▶ **MATERIAL PROVIDED**
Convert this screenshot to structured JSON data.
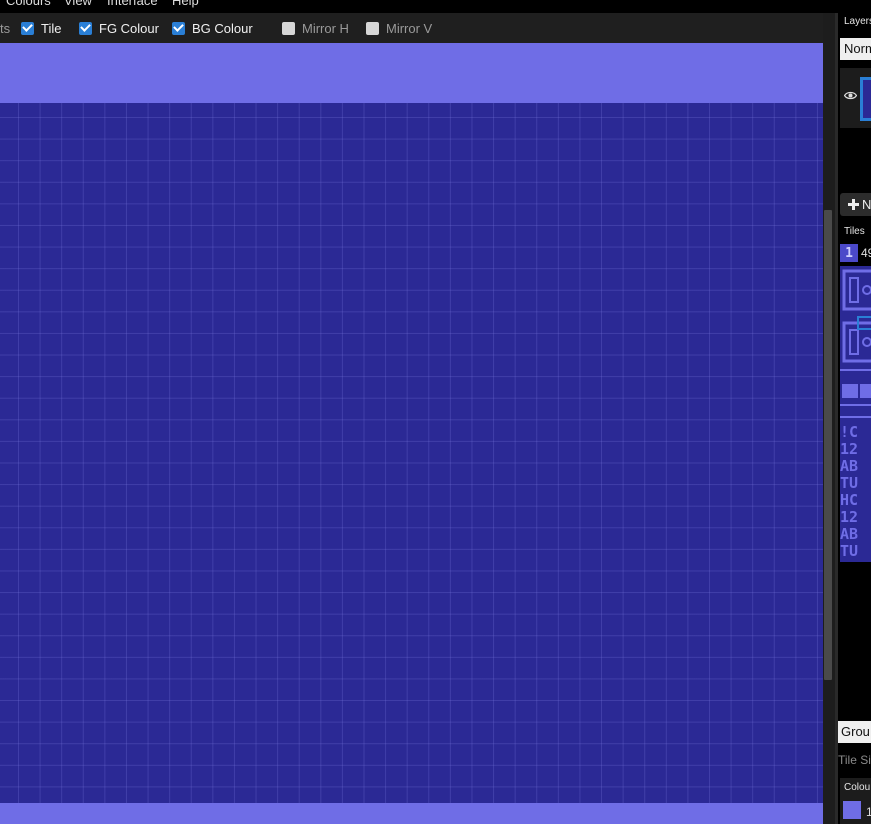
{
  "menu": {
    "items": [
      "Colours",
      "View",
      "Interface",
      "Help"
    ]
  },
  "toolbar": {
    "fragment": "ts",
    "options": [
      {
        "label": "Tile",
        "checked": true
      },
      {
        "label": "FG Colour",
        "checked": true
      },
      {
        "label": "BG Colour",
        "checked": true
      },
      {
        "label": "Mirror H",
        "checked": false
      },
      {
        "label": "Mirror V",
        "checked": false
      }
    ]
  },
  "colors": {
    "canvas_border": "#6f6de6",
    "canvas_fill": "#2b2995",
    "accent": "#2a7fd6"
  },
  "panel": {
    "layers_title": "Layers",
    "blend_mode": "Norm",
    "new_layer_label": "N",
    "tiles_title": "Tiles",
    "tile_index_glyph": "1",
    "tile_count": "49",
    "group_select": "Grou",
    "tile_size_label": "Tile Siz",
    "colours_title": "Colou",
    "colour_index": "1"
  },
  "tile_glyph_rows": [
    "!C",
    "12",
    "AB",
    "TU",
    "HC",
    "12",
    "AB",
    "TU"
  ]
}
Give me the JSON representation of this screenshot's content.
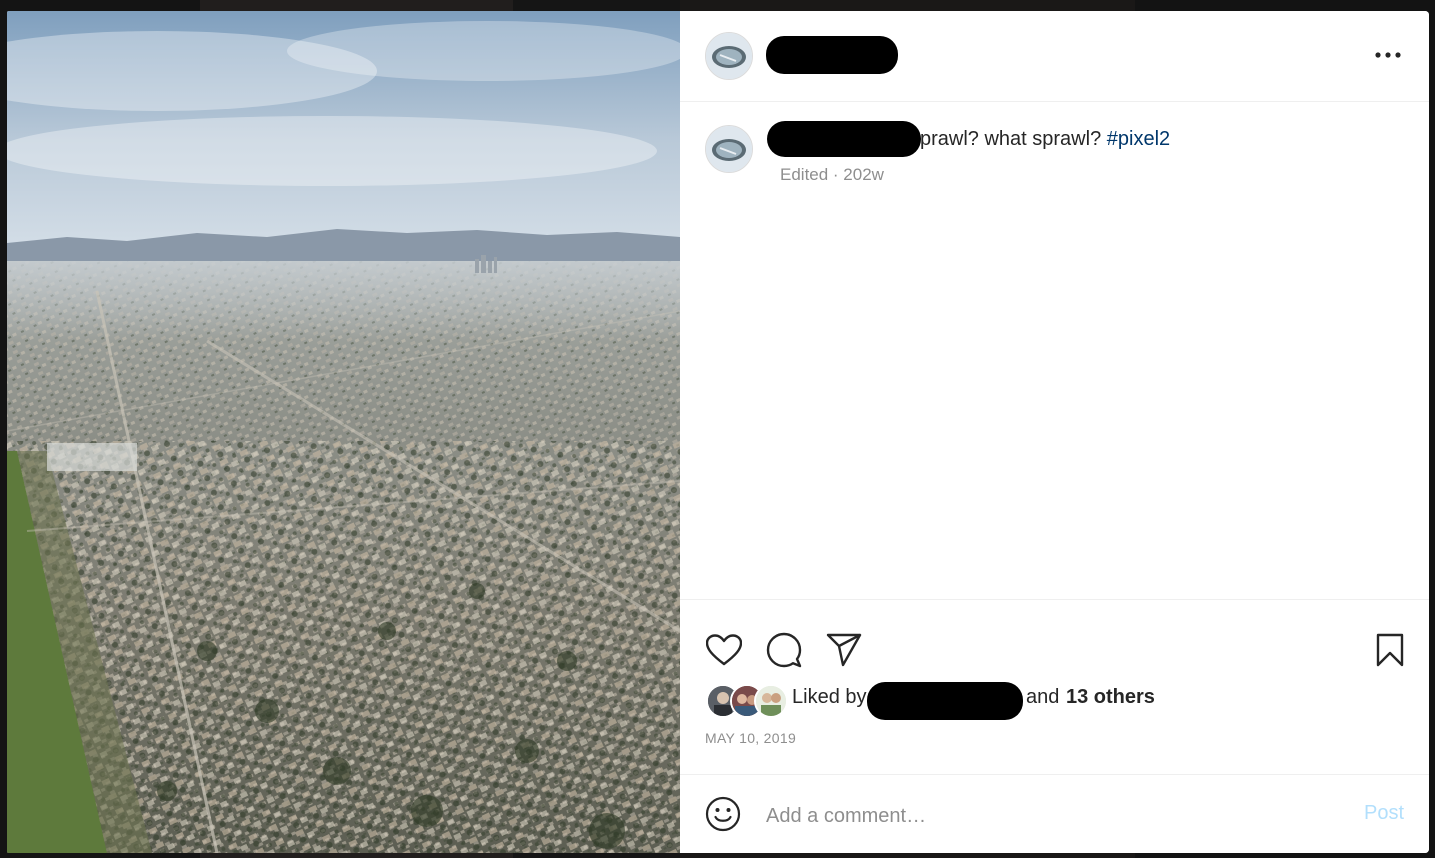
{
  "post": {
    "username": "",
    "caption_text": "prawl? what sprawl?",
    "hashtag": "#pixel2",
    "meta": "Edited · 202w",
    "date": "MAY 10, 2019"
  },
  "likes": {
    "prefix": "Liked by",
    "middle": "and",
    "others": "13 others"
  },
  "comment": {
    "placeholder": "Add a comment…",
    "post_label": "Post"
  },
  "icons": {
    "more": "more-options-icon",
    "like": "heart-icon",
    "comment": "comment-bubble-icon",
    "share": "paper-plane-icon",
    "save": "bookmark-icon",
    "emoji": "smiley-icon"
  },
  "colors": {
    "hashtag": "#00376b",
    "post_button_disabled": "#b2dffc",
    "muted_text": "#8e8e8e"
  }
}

▶ **GIVEN REQUEST**
Please write out all the data again word for word, but not the pictures.

▶ **ANSWER TO THE PROBLEM**
Convert this screenshot to structured JSON data.
{
  "menu": {
    "items": [
      "Colours",
      "View",
      "Interface",
      "Help"
    ]
  },
  "toolbar": {
    "fragment": "ts",
    "options": [
      {
        "label": "Tile",
        "checked": true
      },
      {
        "label": "FG Colour",
        "checked": true
      },
      {
        "label": "BG Colour",
        "checked": true
      },
      {
        "label": "Mirror H",
        "checked": false
      },
      {
        "label": "Mirror V",
        "checked": false
      }
    ]
  },
  "colors": {
    "canvas_border": "#6f6de6",
    "canvas_fill": "#2b2995",
    "accent": "#2a7fd6"
  },
  "panel": {
    "layers_title": "Layers",
    "blend_mode": "Norm",
    "new_layer_label": "N",
    "tiles_title": "Tiles",
    "tile_index_glyph": "1",
    "tile_count": "49",
    "group_select": "Grou",
    "tile_size_label": "Tile Siz",
    "colours_title": "Colou",
    "colour_index": "1"
  },
  "tile_glyph_rows": [
    "!C",
    "12",
    "AB",
    "TU",
    "HC",
    "12",
    "AB",
    "TU"
  ]
}
Give me the JSON representation of this screenshot's content.
{
  "post": {
    "username": "",
    "caption_text": "prawl? what sprawl?",
    "hashtag": "#pixel2",
    "meta": "Edited · 202w",
    "date": "MAY 10, 2019"
  },
  "likes": {
    "prefix": "Liked by",
    "middle": "and",
    "others": "13 others"
  },
  "comment": {
    "placeholder": "Add a comment…",
    "post_label": "Post"
  },
  "icons": {
    "more": "more-options-icon",
    "like": "heart-icon",
    "comment": "comment-bubble-icon",
    "share": "paper-plane-icon",
    "save": "bookmark-icon",
    "emoji": "smiley-icon"
  },
  "colors": {
    "hashtag": "#00376b",
    "post_button_disabled": "#b2dffc",
    "muted_text": "#8e8e8e"
  }
}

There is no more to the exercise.